WHAT NEEDS TO BE DONE ->
Every line that includes the word "name" is to be listed.

Records from a dataset ->
- - - -

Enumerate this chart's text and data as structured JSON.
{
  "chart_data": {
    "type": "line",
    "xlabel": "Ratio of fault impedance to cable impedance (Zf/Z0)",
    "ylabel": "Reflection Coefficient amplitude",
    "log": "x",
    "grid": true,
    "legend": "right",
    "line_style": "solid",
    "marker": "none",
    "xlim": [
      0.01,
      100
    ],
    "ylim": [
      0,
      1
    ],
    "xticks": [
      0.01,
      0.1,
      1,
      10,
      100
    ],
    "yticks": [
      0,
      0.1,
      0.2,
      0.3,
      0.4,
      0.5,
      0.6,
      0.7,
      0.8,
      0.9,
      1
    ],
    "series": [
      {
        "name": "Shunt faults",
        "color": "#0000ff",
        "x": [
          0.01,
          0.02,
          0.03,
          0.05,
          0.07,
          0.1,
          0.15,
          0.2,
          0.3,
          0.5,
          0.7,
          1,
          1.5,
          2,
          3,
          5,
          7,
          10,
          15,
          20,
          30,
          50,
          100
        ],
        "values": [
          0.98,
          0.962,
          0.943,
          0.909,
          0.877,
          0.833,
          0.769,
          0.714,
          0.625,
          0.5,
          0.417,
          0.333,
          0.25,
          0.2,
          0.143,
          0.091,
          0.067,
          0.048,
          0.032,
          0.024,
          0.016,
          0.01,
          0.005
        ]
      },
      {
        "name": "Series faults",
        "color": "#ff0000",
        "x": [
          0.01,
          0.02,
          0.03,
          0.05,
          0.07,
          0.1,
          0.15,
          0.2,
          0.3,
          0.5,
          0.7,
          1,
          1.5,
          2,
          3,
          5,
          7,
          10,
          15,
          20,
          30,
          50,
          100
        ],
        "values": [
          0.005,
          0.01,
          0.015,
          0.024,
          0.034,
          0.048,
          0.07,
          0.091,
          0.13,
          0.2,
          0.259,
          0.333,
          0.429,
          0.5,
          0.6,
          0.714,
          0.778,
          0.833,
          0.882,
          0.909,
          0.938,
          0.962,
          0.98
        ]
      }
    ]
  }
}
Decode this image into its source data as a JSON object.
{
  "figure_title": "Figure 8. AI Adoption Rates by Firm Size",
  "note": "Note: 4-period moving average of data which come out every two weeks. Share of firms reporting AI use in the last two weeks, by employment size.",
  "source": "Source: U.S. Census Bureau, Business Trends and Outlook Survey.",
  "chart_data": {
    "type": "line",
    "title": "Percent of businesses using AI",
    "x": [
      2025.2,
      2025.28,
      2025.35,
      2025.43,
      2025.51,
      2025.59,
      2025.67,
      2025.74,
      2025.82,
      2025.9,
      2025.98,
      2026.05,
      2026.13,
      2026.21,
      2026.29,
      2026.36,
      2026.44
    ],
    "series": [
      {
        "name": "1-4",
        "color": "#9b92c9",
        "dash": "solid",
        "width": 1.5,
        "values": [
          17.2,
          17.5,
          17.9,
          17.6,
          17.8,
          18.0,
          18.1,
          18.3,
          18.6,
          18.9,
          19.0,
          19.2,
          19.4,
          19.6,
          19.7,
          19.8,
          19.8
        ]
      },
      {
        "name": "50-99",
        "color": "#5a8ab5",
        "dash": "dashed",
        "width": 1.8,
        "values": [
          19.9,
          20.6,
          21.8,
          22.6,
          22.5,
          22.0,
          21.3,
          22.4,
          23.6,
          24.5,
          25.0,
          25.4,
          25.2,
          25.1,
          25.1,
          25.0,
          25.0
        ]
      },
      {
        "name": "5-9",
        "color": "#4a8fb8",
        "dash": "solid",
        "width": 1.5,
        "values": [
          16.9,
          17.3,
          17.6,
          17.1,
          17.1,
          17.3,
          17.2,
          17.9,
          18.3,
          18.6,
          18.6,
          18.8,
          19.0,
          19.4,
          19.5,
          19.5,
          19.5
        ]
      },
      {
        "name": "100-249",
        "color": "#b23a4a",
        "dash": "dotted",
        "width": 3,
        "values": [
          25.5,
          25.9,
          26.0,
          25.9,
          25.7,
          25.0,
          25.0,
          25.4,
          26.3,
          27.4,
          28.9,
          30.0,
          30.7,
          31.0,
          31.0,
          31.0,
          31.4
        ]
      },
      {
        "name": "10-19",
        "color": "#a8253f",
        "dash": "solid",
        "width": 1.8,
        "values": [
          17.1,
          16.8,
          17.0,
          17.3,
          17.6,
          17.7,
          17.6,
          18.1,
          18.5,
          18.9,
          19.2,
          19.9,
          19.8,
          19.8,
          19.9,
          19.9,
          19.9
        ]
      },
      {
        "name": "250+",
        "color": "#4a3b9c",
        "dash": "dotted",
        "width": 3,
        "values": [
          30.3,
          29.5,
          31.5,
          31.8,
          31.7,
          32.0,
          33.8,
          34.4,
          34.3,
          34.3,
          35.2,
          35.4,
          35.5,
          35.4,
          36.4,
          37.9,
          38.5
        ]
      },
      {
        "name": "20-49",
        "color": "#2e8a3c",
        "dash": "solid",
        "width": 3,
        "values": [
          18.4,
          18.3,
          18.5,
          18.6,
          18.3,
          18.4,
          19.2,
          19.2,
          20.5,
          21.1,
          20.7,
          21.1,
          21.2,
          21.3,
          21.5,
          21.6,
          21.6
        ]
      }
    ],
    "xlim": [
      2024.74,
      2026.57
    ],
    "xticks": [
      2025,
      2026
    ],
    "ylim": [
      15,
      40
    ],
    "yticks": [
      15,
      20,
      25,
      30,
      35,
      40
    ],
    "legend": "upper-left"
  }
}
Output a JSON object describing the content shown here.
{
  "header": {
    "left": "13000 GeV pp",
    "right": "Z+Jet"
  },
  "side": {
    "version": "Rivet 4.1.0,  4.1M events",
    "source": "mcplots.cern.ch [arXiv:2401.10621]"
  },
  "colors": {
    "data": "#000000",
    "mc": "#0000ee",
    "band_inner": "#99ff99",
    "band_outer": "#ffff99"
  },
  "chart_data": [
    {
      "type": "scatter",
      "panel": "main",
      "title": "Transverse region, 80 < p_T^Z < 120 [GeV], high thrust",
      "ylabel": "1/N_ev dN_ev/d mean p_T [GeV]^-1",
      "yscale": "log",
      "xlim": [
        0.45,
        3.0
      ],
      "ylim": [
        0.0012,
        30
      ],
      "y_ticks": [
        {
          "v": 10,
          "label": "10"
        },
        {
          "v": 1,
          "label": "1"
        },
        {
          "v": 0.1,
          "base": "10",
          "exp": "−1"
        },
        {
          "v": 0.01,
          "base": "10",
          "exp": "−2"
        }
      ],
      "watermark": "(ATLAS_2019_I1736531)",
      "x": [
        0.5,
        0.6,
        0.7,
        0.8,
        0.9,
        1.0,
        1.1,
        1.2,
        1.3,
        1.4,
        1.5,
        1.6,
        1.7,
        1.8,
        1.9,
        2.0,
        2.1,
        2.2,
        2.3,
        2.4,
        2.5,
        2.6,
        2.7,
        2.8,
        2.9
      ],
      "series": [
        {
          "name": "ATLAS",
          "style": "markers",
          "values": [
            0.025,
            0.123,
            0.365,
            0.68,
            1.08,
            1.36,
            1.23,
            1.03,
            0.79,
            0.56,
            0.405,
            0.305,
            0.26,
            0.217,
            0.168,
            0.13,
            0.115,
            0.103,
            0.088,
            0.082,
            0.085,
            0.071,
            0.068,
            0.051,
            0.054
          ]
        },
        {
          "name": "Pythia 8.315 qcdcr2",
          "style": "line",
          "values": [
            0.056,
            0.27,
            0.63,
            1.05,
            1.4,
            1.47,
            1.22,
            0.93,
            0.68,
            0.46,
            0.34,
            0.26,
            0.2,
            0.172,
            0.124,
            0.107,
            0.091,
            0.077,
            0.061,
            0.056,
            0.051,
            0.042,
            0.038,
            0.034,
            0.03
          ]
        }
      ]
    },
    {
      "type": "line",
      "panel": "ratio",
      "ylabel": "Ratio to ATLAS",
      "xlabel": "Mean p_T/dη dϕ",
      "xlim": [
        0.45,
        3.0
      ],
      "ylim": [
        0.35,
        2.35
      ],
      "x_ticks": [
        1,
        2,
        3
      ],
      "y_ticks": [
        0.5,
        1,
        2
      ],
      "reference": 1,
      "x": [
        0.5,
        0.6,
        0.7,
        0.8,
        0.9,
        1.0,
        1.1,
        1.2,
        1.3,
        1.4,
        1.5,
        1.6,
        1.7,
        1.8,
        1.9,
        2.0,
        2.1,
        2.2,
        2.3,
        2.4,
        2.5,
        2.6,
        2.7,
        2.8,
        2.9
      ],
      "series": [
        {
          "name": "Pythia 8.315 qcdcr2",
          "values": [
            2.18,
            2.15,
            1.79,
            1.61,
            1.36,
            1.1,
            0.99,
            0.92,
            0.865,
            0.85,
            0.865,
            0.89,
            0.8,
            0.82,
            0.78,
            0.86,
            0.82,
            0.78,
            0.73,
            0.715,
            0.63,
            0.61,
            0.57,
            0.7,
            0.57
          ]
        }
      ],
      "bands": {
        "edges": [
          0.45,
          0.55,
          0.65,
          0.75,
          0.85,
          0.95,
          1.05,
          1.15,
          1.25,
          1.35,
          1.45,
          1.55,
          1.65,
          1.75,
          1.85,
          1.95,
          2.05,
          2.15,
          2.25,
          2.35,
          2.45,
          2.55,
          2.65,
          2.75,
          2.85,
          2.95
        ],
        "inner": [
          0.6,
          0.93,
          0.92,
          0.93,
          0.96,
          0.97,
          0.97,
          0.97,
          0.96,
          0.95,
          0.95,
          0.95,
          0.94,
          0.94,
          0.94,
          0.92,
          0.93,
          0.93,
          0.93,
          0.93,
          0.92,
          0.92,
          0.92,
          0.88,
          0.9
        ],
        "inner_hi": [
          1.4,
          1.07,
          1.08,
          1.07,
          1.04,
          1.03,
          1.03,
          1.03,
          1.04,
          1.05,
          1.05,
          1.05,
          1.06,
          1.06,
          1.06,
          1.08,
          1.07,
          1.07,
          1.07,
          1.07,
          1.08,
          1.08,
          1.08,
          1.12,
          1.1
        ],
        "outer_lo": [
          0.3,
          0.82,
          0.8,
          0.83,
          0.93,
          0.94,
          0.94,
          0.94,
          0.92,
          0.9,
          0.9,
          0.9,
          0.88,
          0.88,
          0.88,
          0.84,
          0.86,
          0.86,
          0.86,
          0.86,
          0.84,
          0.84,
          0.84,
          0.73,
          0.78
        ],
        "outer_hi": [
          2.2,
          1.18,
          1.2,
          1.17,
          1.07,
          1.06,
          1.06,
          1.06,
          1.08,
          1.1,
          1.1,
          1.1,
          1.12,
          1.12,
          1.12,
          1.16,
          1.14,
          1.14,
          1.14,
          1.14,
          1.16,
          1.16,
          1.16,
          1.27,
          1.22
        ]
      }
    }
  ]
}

- - - -

TASK ANSWER ->
        "name": "Shunt faults",
        "name": "Series faults",
        "name": "1-4",
        "name": "50-99",
        "name": "5-9",
        "name": "100-249",
        "name": "10-19",
        "name": "250+",
        "name": "20-49",
          "name": "ATLAS",
          "name": "Pythia 8.315 qcdcr2",
          "name": "Pythia 8.315 qcdcr2",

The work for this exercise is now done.